PROVIDED MATERIAL:

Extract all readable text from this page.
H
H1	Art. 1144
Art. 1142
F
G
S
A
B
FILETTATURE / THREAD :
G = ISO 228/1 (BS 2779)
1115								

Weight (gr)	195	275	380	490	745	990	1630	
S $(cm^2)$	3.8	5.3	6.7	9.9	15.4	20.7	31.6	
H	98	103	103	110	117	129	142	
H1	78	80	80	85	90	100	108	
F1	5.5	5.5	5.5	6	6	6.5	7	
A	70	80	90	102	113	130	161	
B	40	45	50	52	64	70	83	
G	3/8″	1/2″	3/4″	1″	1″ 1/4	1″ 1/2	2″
==
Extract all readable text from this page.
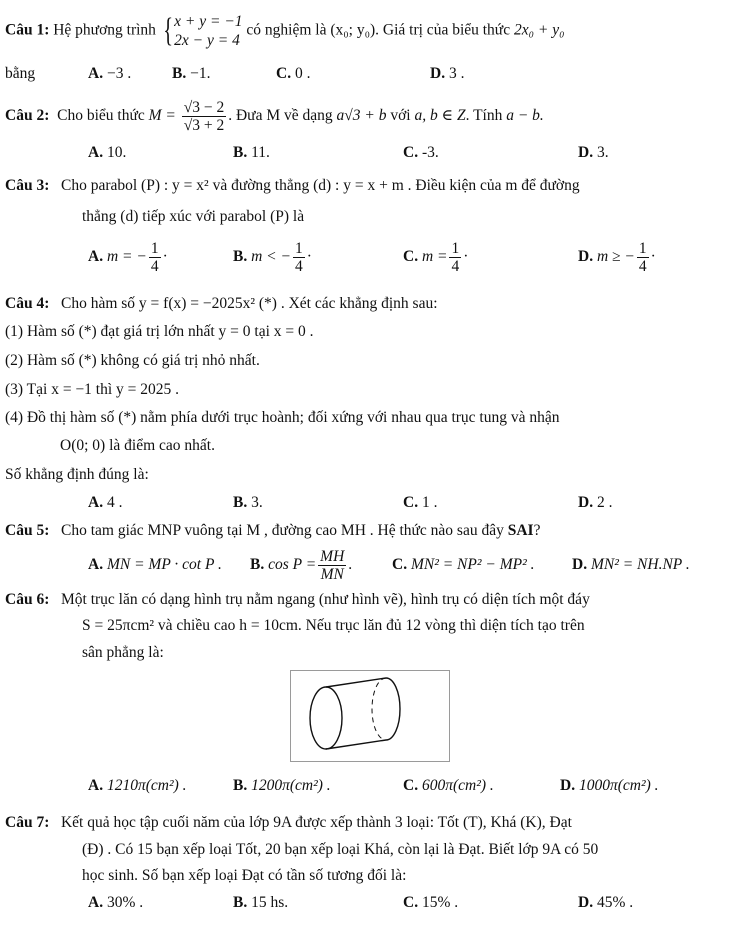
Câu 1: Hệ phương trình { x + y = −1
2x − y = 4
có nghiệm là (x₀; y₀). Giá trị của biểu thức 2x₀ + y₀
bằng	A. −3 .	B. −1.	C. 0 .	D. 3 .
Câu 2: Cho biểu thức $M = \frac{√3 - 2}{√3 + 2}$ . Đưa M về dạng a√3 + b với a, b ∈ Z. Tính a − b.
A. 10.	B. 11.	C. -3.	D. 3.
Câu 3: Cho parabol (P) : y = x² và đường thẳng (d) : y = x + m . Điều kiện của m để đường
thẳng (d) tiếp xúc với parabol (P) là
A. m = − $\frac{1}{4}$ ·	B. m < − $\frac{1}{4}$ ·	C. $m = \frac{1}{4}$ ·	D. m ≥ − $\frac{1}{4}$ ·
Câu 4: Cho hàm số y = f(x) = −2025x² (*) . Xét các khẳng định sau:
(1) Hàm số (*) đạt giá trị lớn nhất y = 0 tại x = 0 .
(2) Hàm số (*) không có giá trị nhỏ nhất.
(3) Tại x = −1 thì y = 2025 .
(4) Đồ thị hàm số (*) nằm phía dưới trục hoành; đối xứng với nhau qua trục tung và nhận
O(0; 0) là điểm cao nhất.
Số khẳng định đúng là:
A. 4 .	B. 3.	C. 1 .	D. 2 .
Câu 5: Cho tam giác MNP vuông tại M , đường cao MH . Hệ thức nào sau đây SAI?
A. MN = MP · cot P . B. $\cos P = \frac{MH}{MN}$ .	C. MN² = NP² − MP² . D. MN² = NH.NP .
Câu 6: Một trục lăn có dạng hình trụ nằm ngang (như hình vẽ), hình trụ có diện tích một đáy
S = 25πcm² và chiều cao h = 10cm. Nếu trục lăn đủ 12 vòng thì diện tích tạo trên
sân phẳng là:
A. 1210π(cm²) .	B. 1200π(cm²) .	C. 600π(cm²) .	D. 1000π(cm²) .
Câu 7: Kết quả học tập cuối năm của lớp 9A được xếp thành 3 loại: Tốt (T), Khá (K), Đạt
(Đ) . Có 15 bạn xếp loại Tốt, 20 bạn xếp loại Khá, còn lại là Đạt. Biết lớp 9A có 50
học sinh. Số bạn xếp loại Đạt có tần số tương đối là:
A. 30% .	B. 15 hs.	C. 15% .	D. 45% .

GIVEN INSTRUCTION:
Copy each line of the records above that carries the word "thẳng".

THE ANSWER:
Câu 3: Cho parabol (P) : y = x² và đường thẳng (d) : y = x + m . Điều kiện của m để đường
thẳng (d) tiếp xúc với parabol (P) là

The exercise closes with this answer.